> Verilen görev 1: Meslekten ayrılma kararını anlatan metinde yazar bugün resmî olarak neyi açıklıyor?
> Verilen görev 2: Meslekten ayrılma kararını anlatan metni, son ayet alıntısından sonrasını yazarak sürdürün.

> Okunacak metin:
..........
Bizim gayemiz, iyilik ya da kötülüğümüz kendi bencil tüketimimizle, dünyevî değerlerimizle ölçülemez. Allah diyor ki: “Asra yemin ederim ki insan gerçekten ziyan içindedir. Bundan ancak iman edip iyi ameller işleyenler, birbirlerine hakkı tavsiye edenler ve sabrı tavsiye edenler müstesnadır. (Asr, 1-3)” Ruhumla savaştığım bu yolculuk benim için çok yorucu oldu. Hayat, kişinin kendisiyle savaşması için çok kısa, çok da uzun. Dolayısıyla bugün kesin bir karara varıyor ve resmî olarak bu meslekle ilişkimi kestiğimi açıklıyorum. Bir yolculuğun başarıya ulaşması ilk adımı nasıl attığınıza bağlıdır. Bu açıklamayı yapmamın sebebi kendimi daha dindar göstermek değil; aksine bu, yeni bir başlangıç için yapabileceğim en küçük şey. Bu benim üzerinde olmak istediğim, bunun için çabaladığım yolda attığım ilk adım. Bu süreçte belki bilerek veya farkında olmadan insanların kalplerine şevk tohumları serpmiş olabilirim, ama en samimî hislerimle herkese şunu tavsiye ediyorum ki; miktarı ne olursa olsun hiçbir başarı, şöhret, iktidar ya da zenginlik iç huzurunuzu ya da iman nurunuzu kaybetmeye değmez. Nefsinizin isteklerine uymamak için çabalayın, çünkü o istekler sonsuzdur ve her ulaştığınız şeyden sonra nefsiniz daha ilerisini ister. Kendinizi aldatmayın ve dinin kurallarını kendi arzularınıza göre şekillendirerek kendinizi kandırmayın. Bazen imanımız derin yaralar almış oluyor da o yaraları afilli kelimelerle, felsefik cümlelerle örtüyoruz. Kalplerimizde olanı söylemiyor ve bahaneler üretiyoruz, ancak O, bütün bunların farkında, çünkü O her şeyi duyan Semi’, her şeyi gören Basîr ve her şeyi bilen Alîm’dir. 

“Allah gizlediğinizi de açıkladığınızı da bilir. (Nahl, 19)” Kendi aldatıcı fikirlerinizi bir kenara bırakıp hakikati bulmak ve anlamak için iman ve ihlâsla ciddî gayret gösterin.

KİŞİ SEVDİĞİYLE BERABERDİR

“Ey iman edenler! Eğer Allah’tan korkarsanız O, size iyi ile kötüyü ayırdedecek bir anlayış verir, suçlarınızı örter ve sizi bağışlar. Çünkü Allah büyük lütuf sahibidir. (Enfal, 29)”
..........
> Kayıtlar:

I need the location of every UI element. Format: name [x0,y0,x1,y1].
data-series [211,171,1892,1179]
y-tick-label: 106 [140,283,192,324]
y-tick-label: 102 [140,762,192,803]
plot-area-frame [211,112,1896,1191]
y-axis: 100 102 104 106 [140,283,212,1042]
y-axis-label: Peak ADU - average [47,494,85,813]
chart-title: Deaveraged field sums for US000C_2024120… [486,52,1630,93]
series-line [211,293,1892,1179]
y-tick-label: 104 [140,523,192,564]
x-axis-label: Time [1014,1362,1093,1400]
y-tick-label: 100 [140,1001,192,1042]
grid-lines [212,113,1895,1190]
..........
> Beklenen cevap 1: Bu meslekle ilişkisini kestiğini açıklıyor.

> Beklenen cevap 2:
Rol modellerinizi ya da başarı tanımlarınızı Allah’ın hoşnut olmadığı, yasakladığı şeylerde aramayın. Bu tarz insanların hayattaki seçimlerinizi, hedeflerinizi ve tutkularınızı etkilemesine izin vermeyin. Peygamberimiz (asm) buyurmuş ki: “Kişi sevdiğiyle beraberdir.” Sizden daha iyi bilen kişilerden tavsiye almak noktasında kibirli davranmayın, enaniyet ve kibrinizi bir kenara bırakarak Allah’ın hidayetine güvenin. Şüphesiz kalpleri halden hale sokan ve doğru yola ileten odur. Herkes bilmemiz ya da değiştirmemiz gereken şeyin ne olduğunu anlayabilecek vicdana ya da şuura sahip olmayabilir; dolayısıyla bu tür insanları yargılamak, taciz etmek, küçümsemek ve alay etmek bize yakışmaz. Bizim vazifemiz birbirimize doğruyu hatırlatarak pozitif bir etki bırakmaktır. “Sen yine de öğüt ver. Çünkü öğüt mü’minlere fayda verir. (Zariyat, 55)”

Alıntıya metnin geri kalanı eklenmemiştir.